### Stated task:
Make an exact copy of the listing below.
#### Exercise material
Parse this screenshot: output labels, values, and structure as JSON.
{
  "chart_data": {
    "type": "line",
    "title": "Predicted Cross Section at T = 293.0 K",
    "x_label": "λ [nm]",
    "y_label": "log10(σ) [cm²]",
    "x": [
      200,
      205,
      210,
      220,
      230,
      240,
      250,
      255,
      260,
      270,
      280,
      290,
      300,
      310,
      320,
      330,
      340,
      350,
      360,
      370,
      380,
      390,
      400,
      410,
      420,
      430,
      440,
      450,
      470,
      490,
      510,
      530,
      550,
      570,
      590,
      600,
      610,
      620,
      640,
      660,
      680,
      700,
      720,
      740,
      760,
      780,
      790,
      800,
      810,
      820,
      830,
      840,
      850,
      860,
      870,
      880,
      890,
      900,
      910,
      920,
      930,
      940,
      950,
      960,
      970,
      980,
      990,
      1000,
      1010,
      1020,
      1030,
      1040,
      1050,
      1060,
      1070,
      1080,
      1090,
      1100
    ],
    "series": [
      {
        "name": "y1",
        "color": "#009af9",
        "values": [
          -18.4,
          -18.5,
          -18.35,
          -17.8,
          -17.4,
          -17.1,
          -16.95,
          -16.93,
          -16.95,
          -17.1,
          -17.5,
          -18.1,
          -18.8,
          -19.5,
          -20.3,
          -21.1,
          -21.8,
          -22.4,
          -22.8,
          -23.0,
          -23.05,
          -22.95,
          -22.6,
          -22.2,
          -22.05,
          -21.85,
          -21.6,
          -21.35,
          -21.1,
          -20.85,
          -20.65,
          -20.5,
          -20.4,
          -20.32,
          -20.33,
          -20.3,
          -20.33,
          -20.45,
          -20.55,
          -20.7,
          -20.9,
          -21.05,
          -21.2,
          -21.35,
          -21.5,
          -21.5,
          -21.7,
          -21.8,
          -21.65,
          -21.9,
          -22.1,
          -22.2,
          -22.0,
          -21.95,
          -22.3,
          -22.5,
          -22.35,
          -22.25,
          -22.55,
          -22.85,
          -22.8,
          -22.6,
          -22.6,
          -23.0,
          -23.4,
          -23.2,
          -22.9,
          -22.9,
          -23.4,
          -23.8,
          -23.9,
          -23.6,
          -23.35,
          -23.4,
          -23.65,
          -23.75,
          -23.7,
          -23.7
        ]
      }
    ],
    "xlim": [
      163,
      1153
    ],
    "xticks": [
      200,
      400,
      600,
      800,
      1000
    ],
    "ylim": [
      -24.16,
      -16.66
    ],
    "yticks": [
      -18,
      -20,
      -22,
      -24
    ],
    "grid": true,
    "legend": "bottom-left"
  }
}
########
### Final answer:
Parse this screenshot: output labels, values, and structure as JSON.
{
  "chart_data": {
    "type": "line",
    "title": "Predicted Cross Section at T = 293.0 K",
    "x_label": "λ [nm]",
    "y_label": "log10(σ) [cm²]",
    "x": [
      200,
      205,
      210,
      220,
      230,
      240,
      250,
      255,
      260,
      270,
      280,
      290,
      300,
      310,
      320,
      330,
      340,
      350,
      360,
      370,
      380,
      390,
      400,
      410,
      420,
      430,
      440,
      450,
      470,
      490,
      510,
      530,
      550,
      570,
      590,
      600,
      610,
      620,
      640,
      660,
      680,
      700,
      720,
      740,
      760,
      780,
      790,
      800,
      810,
      820,
      830,
      840,
      850,
      860,
      870,
      880,
      890,
      900,
      910,
      920,
      930,
      940,
      950,
      960,
      970,
      980,
      990,
      1000,
      1010,
      1020,
      1030,
      1040,
      1050,
      1060,
      1070,
      1080,
      1090,
      1100
    ],
    "series": [
      {
        "name": "y1",
        "color": "#009af9",
        "values": [
          -18.4,
          -18.5,
          -18.35,
          -17.8,
          -17.4,
          -17.1,
          -16.95,
          -16.93,
          -16.95,
          -17.1,
          -17.5,
          -18.1,
          -18.8,
          -19.5,
          -20.3,
          -21.1,
          -21.8,
          -22.4,
          -22.8,
          -23.0,
          -23.05,
          -22.95,
          -22.6,
          -22.2,
          -22.05,
          -21.85,
          -21.6,
          -21.35,
          -21.1,
          -20.85,
          -20.65,
          -20.5,
          -20.4,
          -20.32,
          -20.33,
          -20.3,
          -20.33,
          -20.45,
          -20.55,
          -20.7,
          -20.9,
          -21.05,
          -21.2,
          -21.35,
          -21.5,
          -21.5,
          -21.7,
          -21.8,
          -21.65,
          -21.9,
          -22.1,
          -22.2,
          -22.0,
          -21.95,
          -22.3,
          -22.5,
          -22.35,
          -22.25,
          -22.55,
          -22.85,
          -22.8,
          -22.6,
          -22.6,
          -23.0,
          -23.4,
          -23.2,
          -22.9,
          -22.9,
          -23.4,
          -23.8,
          -23.9,
          -23.6,
          -23.35,
          -23.4,
          -23.65,
          -23.75,
          -23.7,
          -23.7
        ]
      }
    ],
    "xlim": [
      163,
      1153
    ],
    "xticks": [
      200,
      400,
      600,
      800,
      1000
    ],
    "ylim": [
      -24.16,
      -16.66
    ],
    "yticks": [
      -18,
      -20,
      -22,
      -24
    ],
    "grid": true,
    "legend": "bottom-left"
  }
}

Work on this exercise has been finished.